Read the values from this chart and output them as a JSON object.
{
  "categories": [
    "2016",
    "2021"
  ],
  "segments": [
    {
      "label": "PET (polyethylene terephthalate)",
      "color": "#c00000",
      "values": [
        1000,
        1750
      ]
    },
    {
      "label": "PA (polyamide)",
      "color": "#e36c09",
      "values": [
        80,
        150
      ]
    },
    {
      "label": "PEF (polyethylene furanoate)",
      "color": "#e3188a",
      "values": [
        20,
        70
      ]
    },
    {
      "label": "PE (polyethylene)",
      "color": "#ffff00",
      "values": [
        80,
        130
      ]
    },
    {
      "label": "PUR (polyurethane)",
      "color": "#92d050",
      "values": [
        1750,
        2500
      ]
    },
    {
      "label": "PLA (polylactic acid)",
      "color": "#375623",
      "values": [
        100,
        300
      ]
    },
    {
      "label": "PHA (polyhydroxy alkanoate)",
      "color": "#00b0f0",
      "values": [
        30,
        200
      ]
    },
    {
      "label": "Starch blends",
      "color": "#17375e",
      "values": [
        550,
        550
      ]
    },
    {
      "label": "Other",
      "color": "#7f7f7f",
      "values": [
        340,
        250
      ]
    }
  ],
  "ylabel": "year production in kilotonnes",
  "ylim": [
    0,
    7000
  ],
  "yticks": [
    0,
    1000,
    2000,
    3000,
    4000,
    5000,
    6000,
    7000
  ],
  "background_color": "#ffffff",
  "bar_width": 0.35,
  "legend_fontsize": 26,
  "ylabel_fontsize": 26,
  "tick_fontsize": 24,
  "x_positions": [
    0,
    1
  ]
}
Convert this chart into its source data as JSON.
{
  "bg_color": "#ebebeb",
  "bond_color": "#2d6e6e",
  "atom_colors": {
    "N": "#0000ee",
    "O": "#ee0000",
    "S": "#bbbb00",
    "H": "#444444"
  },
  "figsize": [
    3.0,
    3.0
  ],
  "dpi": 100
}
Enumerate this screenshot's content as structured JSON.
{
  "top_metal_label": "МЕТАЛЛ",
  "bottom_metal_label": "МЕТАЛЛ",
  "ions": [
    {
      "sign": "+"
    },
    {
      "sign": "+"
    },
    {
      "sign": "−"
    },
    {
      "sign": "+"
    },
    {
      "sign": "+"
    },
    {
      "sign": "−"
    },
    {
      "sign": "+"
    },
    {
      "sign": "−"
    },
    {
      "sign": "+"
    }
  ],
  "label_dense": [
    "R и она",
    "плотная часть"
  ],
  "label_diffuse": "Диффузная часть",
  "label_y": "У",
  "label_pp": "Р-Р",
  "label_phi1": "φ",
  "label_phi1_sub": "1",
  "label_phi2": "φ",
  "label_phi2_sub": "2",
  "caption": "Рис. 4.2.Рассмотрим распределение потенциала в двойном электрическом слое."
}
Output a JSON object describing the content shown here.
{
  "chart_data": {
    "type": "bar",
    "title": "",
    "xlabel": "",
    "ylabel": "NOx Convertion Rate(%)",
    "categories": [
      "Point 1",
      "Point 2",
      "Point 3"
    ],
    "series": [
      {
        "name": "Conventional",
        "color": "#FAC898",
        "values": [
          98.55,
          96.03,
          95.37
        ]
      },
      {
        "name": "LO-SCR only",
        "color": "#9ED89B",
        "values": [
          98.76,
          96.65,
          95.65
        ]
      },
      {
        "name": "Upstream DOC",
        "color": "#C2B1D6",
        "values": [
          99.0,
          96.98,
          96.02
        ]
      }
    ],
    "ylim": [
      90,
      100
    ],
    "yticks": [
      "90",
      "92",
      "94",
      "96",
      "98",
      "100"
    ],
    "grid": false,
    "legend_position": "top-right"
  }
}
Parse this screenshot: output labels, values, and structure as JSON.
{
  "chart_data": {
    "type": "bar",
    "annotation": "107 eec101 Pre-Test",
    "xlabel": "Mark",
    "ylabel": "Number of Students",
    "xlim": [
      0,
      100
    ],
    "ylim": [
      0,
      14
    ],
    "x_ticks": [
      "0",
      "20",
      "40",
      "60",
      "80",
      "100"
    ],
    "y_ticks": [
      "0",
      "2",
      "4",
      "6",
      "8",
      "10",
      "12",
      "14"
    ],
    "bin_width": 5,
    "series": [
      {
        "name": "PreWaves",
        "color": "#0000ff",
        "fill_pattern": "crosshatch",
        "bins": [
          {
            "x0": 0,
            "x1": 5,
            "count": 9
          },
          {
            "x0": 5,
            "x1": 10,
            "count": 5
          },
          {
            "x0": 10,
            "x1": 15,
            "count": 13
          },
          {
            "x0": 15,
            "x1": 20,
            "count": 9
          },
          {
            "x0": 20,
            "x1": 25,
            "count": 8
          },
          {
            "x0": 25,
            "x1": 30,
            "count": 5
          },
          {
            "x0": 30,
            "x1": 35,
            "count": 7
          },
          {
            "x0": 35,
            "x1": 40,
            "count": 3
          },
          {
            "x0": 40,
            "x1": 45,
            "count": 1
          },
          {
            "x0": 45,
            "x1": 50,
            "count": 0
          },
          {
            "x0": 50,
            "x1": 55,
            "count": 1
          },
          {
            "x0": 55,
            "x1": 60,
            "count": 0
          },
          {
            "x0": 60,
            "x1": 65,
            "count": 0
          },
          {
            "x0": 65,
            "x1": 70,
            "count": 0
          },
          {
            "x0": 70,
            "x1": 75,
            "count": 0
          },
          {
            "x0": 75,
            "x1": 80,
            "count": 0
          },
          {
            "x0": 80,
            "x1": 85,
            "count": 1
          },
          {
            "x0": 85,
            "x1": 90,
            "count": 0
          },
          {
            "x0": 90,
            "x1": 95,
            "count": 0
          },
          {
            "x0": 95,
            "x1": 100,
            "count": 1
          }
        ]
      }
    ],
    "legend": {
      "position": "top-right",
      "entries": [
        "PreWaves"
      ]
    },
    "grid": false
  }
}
-=-=-=-=-
Job:
Print all of the entries again, exactly as written.

Written answer:
Read the values from this chart and output them as a JSON object.
{
  "categories": [
    "2016",
    "2021"
  ],
  "segments": [
    {
      "label": "PET (polyethylene terephthalate)",
      "color": "#c00000",
      "values": [
        1000,
        1750
      ]
    },
    {
      "label": "PA (polyamide)",
      "color": "#e36c09",
      "values": [
        80,
        150
      ]
    },
    {
      "label": "PEF (polyethylene furanoate)",
      "color": "#e3188a",
      "values": [
        20,
        70
      ]
    },
    {
      "label": "PE (polyethylene)",
      "color": "#ffff00",
      "values": [
        80,
        130
      ]
    },
    {
      "label": "PUR (polyurethane)",
      "color": "#92d050",
      "values": [
        1750,
        2500
      ]
    },
    {
      "label": "PLA (polylactic acid)",
      "color": "#375623",
      "values": [
        100,
        300
      ]
    },
    {
      "label": "PHA (polyhydroxy alkanoate)",
      "color": "#00b0f0",
      "values": [
        30,
        200
      ]
    },
    {
      "label": "Starch blends",
      "color": "#17375e",
      "values": [
        550,
        550
      ]
    },
    {
      "label": "Other",
      "color": "#7f7f7f",
      "values": [
        340,
        250
      ]
    }
  ],
  "ylabel": "year production in kilotonnes",
  "ylim": [
    0,
    7000
  ],
  "yticks": [
    0,
    1000,
    2000,
    3000,
    4000,
    5000,
    6000,
    7000
  ],
  "background_color": "#ffffff",
  "bar_width": 0.35,
  "legend_fontsize": 26,
  "ylabel_fontsize": 26,
  "tick_fontsize": 24,
  "x_positions": [
    0,
    1
  ]
}
Convert this chart into its source data as JSON.
{
  "bg_color": "#ebebeb",
  "bond_color": "#2d6e6e",
  "atom_colors": {
    "N": "#0000ee",
    "O": "#ee0000",
    "S": "#bbbb00",
    "H": "#444444"
  },
  "figsize": [
    3.0,
    3.0
  ],
  "dpi": 100
}
Enumerate this screenshot's content as structured JSON.
{
  "top_metal_label": "МЕТАЛЛ",
  "bottom_metal_label": "МЕТАЛЛ",
  "ions": [
    {
      "sign": "+"
    },
    {
      "sign": "+"
    },
    {
      "sign": "−"
    },
    {
      "sign": "+"
    },
    {
      "sign": "+"
    },
    {
      "sign": "−"
    },
    {
      "sign": "+"
    },
    {
      "sign": "−"
    },
    {
      "sign": "+"
    }
  ],
  "label_dense": [
    "R и она",
    "плотная часть"
  ],
  "label_diffuse": "Диффузная часть",
  "label_y": "У",
  "label_pp": "Р-Р",
  "label_phi1": "φ",
  "label_phi1_sub": "1",
  "label_phi2": "φ",
  "label_phi2_sub": "2",
  "caption": "Рис. 4.2.Рассмотрим распределение потенциала в двойном электрическом слое."
}
Output a JSON object describing the content shown here.
{
  "chart_data": {
    "type": "bar",
    "title": "",
    "xlabel": "",
    "ylabel": "NOx Convertion Rate(%)",
    "categories": [
      "Point 1",
      "Point 2",
      "Point 3"
    ],
    "series": [
      {
        "name": "Conventional",
        "color": "#FAC898",
        "values": [
          98.55,
          96.03,
          95.37
        ]
      },
      {
        "name": "LO-SCR only",
        "color": "#9ED89B",
        "values": [
          98.76,
          96.65,
          95.65
        ]
      },
      {
        "name": "Upstream DOC",
        "color": "#C2B1D6",
        "values": [
          99.0,
          96.98,
          96.02
        ]
      }
    ],
    "ylim": [
      90,
      100
    ],
    "yticks": [
      "90",
      "92",
      "94",
      "96",
      "98",
      "100"
    ],
    "grid": false,
    "legend_position": "top-right"
  }
}
Parse this screenshot: output labels, values, and structure as JSON.
{
  "chart_data": {
    "type": "bar",
    "annotation": "107 eec101 Pre-Test",
    "xlabel": "Mark",
    "ylabel": "Number of Students",
    "xlim": [
      0,
      100
    ],
    "ylim": [
      0,
      14
    ],
    "x_ticks": [
      "0",
      "20",
      "40",
      "60",
      "80",
      "100"
    ],
    "y_ticks": [
      "0",
      "2",
      "4",
      "6",
      "8",
      "10",
      "12",
      "14"
    ],
    "bin_width": 5,
    "series": [
      {
        "name": "PreWaves",
        "color": "#0000ff",
        "fill_pattern": "crosshatch",
        "bins": [
          {
            "x0": 0,
            "x1": 5,
            "count": 9
          },
          {
            "x0": 5,
            "x1": 10,
            "count": 5
          },
          {
            "x0": 10,
            "x1": 15,
            "count": 13
          },
          {
            "x0": 15,
            "x1": 20,
            "count": 9
          },
          {
            "x0": 20,
            "x1": 25,
            "count": 8
          },
          {
            "x0": 25,
            "x1": 30,
            "count": 5
          },
          {
            "x0": 30,
            "x1": 35,
            "count": 7
          },
          {
            "x0": 35,
            "x1": 40,
            "count": 3
          },
          {
            "x0": 40,
            "x1": 45,
            "count": 1
          },
          {
            "x0": 45,
            "x1": 50,
            "count": 0
          },
          {
            "x0": 50,
            "x1": 55,
            "count": 1
          },
          {
            "x0": 55,
            "x1": 60,
            "count": 0
          },
          {
            "x0": 60,
            "x1": 65,
            "count": 0
          },
          {
            "x0": 65,
            "x1": 70,
            "count": 0
          },
          {
            "x0": 70,
            "x1": 75,
            "count": 0
          },
          {
            "x0": 75,
            "x1": 80,
            "count": 0
          },
          {
            "x0": 80,
            "x1": 85,
            "count": 1
          },
          {
            "x0": 85,
            "x1": 90,
            "count": 0
          },
          {
            "x0": 90,
            "x1": 95,
            "count": 0
          },
          {
            "x0": 95,
            "x1": 100,
            "count": 1
          }
        ]
      }
    ],
    "legend": {
      "position": "top-right",
      "entries": [
        "PreWaves"
      ]
    },
    "grid": false
  }
}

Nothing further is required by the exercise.